■ Saved entries
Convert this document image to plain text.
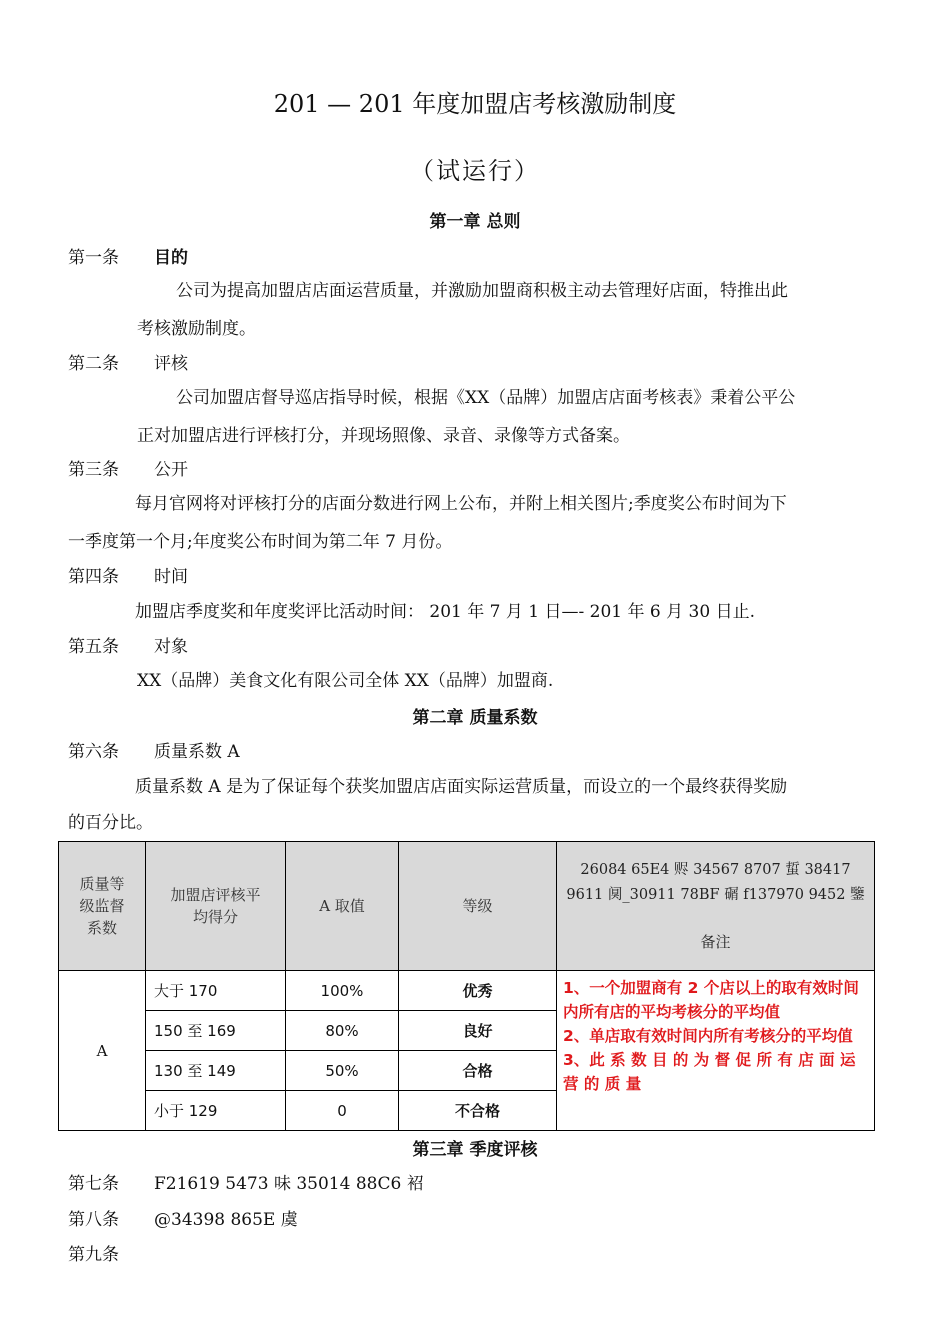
201 — 201 年度加盟店考核激励制度
（试运行）
第一章 总则
第一条 目的
公司为提高加盟店店面运营质量，并激励加盟商积极主动去管理好店面，特推出此
考核激励制度。
第二条 评核
公司加盟店督导巡店指导时候，根据《XX（品牌）加盟店店面考核表》秉着公平公
正对加盟店进行评核打分，并现场照像、录音、录像等方式备案。
第三条 公开
每月官网将对评核打分的店面分数进行网上公布，并附上相关图片;季度奖公布时间为下
一季度第一个月;年度奖公布时间为第二年 7 月份。
第四条 时间
加盟店季度奖和年度奖评比活动时间： 201 年 7 月 1 日—- 201 年 6 月 30 日止.
第五条 对象
XX（品牌）美食文化有限公司全体 XX（品牌）加盟商.
第二章 质量系数
第六条 质量系数 A
质量系数 A 是为了保证每个获奖加盟店店面实际运营质量，而设立的一个最终获得奖励
的百分比。
质量等级监督系数	加盟店评核平均得分	A 取值	等级	26084 65E4 赆 34567 8707 蜇 38417 9611 阒_30911 78BF 碿 f137970 9452 鑒
备注

A	大于 170	100%	优秀	1、一个加盟商有 2 个店以上的取有效时间内所有店的平均考核分的平均值
2、单店取有效时间内所有考核分的平均值
3、此 系 数 目 的 为 督 促 所 有 店 面 运 营 的 质 量

	150 至 169	80%	良好	
	130 至 149	50%	合格	
	小于 129	0	不合格	
第三章 季度评核
第七条 F21619 5473 味 35014 88C6 袑
第八条 @34398 865E 虞
第九条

■ TASK TO CARRY OUT
Find every line that holds "质量系数" and copy it.

■ RESPONSE BELOW
第二章 质量系数
第六条 质量系数 A
质量系数 A 是为了保证每个获奖加盟店店面实际运营质量，而设立的一个最终获得奖励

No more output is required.